Find and copy every line in the records that includes the string "battery".
____ Extracted entries
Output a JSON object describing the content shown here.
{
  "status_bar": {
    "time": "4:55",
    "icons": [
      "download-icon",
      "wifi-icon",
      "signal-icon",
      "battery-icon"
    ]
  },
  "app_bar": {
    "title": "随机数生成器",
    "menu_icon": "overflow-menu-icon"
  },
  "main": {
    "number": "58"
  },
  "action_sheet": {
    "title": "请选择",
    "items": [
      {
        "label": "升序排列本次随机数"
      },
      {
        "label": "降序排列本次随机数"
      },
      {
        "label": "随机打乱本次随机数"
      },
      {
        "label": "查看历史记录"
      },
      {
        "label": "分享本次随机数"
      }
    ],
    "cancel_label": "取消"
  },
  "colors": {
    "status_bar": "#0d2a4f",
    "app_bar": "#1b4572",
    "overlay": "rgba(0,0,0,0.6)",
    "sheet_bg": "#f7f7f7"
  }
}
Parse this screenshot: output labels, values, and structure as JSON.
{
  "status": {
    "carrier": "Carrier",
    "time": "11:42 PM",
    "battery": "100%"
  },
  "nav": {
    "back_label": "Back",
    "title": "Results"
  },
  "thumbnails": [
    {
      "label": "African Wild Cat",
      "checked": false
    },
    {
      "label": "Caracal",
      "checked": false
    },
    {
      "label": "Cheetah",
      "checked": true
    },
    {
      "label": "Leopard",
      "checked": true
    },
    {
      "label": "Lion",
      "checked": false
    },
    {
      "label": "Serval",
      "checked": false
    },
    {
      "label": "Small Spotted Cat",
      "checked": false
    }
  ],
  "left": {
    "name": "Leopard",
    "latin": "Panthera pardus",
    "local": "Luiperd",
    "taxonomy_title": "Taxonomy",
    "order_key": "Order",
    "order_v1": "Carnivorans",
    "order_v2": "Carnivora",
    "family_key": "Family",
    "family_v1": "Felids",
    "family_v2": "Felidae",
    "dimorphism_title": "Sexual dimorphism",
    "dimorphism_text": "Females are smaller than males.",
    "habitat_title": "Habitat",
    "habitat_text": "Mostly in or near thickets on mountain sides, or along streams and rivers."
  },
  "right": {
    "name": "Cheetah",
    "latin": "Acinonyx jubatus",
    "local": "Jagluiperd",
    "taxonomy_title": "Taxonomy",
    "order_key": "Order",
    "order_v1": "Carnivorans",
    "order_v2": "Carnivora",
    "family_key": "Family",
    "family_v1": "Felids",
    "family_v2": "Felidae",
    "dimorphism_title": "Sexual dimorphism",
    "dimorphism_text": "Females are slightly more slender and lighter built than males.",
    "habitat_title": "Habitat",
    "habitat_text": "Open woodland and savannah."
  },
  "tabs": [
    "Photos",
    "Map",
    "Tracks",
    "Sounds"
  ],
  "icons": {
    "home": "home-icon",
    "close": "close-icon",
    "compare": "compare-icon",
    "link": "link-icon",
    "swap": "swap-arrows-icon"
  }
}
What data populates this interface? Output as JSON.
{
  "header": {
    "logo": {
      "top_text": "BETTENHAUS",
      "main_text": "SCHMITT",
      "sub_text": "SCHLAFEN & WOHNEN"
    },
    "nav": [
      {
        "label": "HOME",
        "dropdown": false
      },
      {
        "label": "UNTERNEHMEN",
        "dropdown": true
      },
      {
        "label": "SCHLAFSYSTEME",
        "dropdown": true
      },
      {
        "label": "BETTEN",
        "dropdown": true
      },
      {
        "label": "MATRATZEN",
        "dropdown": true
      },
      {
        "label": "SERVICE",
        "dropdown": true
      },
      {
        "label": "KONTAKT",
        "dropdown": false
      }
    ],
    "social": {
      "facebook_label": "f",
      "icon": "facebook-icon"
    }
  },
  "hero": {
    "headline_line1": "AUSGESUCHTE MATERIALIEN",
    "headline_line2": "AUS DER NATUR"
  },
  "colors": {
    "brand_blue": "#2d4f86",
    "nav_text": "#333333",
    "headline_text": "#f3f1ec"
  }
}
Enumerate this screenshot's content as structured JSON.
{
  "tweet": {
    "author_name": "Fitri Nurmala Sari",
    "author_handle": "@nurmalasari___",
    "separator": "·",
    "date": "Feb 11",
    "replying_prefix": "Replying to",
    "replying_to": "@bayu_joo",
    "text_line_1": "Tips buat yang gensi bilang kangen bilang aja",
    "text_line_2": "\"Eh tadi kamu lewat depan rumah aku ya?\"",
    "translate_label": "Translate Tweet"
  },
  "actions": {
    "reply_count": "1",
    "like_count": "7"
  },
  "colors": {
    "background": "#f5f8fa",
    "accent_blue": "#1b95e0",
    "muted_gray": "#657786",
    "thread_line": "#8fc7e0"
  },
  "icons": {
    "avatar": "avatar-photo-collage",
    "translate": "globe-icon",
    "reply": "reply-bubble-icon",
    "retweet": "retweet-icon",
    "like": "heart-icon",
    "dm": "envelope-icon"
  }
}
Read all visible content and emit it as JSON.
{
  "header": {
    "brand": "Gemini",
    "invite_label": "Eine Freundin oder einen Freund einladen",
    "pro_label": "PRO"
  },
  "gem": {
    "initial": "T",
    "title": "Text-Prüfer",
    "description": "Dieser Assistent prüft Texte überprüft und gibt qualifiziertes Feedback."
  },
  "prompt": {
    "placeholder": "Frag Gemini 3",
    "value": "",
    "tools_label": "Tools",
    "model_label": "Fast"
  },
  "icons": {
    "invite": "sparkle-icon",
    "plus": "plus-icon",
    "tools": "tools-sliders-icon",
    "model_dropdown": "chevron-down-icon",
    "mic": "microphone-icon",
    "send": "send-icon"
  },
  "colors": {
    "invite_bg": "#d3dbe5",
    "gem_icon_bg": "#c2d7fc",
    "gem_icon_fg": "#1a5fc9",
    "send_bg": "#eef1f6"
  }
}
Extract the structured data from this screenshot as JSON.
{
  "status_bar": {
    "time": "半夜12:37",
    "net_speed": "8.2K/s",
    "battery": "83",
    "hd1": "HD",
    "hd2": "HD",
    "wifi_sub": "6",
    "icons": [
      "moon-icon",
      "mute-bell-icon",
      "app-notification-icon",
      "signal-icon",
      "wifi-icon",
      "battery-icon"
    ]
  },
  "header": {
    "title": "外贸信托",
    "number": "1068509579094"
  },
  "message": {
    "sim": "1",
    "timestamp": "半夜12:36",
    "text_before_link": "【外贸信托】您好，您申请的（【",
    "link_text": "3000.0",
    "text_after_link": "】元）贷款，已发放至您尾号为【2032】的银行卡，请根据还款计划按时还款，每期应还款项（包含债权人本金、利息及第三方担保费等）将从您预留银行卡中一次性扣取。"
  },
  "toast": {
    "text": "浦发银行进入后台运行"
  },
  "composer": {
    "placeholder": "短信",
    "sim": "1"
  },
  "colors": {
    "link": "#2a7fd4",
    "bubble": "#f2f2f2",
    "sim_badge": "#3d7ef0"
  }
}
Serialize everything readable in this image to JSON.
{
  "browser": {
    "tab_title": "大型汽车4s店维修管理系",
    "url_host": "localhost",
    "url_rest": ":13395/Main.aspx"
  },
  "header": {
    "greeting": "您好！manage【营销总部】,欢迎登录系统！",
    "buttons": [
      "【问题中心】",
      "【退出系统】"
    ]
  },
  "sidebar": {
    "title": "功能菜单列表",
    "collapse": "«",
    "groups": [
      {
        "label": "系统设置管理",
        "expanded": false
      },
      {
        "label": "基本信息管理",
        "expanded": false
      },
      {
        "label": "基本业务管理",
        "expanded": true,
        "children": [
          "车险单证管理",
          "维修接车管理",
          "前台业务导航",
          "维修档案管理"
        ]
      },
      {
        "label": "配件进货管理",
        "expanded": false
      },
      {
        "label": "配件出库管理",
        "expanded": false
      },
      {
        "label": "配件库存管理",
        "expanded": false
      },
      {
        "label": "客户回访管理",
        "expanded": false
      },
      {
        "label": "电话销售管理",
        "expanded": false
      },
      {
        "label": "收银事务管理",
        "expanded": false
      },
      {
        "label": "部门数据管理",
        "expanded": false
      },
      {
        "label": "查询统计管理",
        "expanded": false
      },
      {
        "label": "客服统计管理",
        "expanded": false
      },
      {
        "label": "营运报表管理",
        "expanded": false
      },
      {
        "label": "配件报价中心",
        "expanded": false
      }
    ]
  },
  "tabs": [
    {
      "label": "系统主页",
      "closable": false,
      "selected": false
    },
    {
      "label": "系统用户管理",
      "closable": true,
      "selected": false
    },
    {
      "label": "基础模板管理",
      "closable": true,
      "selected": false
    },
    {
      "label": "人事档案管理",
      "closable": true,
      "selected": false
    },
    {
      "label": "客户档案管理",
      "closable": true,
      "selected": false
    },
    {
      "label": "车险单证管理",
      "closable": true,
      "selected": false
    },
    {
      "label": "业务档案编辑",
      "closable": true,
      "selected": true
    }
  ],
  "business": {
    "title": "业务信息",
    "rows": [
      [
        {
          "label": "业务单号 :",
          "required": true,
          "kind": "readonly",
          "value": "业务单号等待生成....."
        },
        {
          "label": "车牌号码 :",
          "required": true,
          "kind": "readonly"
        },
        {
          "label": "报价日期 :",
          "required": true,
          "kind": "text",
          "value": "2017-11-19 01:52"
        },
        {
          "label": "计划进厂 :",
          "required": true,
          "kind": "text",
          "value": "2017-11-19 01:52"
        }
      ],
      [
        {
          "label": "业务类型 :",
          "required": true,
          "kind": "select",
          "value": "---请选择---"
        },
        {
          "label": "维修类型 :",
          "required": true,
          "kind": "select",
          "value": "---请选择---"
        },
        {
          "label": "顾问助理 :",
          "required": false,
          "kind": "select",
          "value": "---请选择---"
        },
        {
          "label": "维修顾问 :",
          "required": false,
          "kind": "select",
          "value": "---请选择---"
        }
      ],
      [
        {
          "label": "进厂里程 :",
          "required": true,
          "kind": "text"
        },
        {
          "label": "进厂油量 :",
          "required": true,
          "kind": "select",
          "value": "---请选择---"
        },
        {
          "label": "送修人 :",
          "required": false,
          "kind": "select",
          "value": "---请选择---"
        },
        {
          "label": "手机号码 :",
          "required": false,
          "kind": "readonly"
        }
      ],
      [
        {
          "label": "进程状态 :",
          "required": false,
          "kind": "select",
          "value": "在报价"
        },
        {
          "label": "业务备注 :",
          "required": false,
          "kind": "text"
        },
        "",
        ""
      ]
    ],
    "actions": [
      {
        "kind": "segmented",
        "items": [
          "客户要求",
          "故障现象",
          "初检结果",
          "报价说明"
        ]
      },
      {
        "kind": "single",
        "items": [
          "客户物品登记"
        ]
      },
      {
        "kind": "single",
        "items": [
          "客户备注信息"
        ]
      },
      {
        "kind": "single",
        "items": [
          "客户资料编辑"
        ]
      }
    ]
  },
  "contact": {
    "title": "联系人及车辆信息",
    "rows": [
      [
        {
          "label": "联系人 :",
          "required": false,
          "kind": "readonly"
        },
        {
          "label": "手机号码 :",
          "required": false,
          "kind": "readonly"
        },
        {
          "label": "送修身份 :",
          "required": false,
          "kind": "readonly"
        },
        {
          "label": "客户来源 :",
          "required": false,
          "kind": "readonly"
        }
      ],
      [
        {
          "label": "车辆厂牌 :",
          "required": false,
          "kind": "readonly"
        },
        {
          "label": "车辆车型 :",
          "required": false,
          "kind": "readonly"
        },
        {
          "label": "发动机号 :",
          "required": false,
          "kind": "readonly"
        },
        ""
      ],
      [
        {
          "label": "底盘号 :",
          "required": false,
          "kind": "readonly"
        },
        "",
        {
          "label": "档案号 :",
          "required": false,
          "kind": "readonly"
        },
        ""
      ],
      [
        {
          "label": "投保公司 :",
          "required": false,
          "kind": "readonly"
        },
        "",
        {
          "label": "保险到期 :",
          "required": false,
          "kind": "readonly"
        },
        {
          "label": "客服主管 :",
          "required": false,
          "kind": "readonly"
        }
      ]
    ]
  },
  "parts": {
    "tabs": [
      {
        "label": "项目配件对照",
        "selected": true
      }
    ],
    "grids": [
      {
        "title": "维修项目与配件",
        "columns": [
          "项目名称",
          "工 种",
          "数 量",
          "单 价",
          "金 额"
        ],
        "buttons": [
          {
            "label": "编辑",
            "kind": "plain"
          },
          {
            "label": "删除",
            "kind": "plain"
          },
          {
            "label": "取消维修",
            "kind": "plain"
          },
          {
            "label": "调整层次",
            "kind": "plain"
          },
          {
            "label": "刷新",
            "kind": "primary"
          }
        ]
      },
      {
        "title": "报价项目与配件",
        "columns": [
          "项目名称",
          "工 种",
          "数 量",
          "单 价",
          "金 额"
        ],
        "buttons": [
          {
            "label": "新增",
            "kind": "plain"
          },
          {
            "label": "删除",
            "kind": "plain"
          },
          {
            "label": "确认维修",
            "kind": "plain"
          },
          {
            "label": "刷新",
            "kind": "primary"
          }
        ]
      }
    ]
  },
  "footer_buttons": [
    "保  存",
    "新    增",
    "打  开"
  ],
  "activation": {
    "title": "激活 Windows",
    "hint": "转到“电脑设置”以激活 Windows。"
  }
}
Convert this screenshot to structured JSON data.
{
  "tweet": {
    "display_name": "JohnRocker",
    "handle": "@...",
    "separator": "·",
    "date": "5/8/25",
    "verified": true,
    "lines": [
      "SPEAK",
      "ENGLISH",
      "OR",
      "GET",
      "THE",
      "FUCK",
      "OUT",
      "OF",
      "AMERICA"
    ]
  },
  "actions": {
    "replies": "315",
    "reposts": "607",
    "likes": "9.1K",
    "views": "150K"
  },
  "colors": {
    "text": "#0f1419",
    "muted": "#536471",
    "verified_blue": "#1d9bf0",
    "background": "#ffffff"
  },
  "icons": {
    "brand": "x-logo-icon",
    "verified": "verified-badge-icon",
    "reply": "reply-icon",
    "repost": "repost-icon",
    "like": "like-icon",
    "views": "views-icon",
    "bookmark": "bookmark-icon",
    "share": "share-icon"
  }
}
________
* Expected answer
      "battery-icon"
    "battery": "100%"
    "battery": "83",
      "battery-icon"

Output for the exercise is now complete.